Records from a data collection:
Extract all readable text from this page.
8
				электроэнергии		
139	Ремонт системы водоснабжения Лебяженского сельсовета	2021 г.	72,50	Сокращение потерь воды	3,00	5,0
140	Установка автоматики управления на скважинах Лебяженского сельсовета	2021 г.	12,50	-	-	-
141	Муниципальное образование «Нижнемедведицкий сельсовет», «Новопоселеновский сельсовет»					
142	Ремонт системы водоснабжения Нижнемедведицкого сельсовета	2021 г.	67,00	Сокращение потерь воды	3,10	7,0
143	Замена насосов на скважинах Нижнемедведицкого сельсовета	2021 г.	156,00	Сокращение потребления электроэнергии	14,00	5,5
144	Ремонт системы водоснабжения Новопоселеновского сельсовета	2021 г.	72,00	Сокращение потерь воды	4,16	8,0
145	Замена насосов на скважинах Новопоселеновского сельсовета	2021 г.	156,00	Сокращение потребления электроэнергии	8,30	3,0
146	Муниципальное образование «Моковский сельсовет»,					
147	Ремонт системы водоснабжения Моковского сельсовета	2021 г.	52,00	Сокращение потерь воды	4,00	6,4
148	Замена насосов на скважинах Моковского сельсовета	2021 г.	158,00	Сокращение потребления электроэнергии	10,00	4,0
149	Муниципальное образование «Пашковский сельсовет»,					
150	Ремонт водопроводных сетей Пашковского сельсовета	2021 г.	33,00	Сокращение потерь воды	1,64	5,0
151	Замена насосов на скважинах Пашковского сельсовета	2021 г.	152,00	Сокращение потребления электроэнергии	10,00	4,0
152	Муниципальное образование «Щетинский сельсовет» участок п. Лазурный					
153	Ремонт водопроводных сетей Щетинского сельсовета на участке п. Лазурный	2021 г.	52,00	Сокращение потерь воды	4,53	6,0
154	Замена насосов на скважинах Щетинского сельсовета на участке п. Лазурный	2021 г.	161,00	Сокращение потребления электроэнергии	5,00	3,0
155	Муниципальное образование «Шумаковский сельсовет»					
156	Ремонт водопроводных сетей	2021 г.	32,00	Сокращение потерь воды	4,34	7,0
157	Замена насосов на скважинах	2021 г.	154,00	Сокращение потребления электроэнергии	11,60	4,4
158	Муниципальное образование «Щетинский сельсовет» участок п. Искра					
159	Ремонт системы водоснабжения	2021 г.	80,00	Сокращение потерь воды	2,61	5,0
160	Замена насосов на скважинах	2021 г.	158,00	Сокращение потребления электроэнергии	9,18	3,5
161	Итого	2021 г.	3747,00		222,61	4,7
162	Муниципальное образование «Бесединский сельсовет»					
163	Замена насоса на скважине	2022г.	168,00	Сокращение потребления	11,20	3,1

Set exercise
Scan the records for the string "Замена". Copy each line in which it appears.

Response to this task
143	Замена насосов на скважинах Нижнемедведицкого сельсовета	2021 г.	156,00	Сокращение потребления электроэнергии	14,00	5,5
145	Замена насосов на скважинах Новопоселеновского сельсовета	2021 г.	156,00	Сокращение потребления электроэнергии	8,30	3,0
148	Замена насосов на скважинах Моковского сельсовета	2021 г.	158,00	Сокращение потребления электроэнергии	10,00	4,0
151	Замена насосов на скважинах Пашковского сельсовета	2021 г.	152,00	Сокращение потребления электроэнергии	10,00	4,0
154	Замена насосов на скважинах Щетинского сельсовета на участке п. Лазурный	2021 г.	161,00	Сокращение потребления электроэнергии	5,00	3,0
157	Замена насосов на скважинах	2021 г.	154,00	Сокращение потребления электроэнергии	11,60	4,4
160	Замена насосов на скважинах	2021 г.	158,00	Сокращение потребления электроэнергии	9,18	3,5
163	Замена насоса на скважине	2022г.	168,00	Сокращение потребления	11,20	3,1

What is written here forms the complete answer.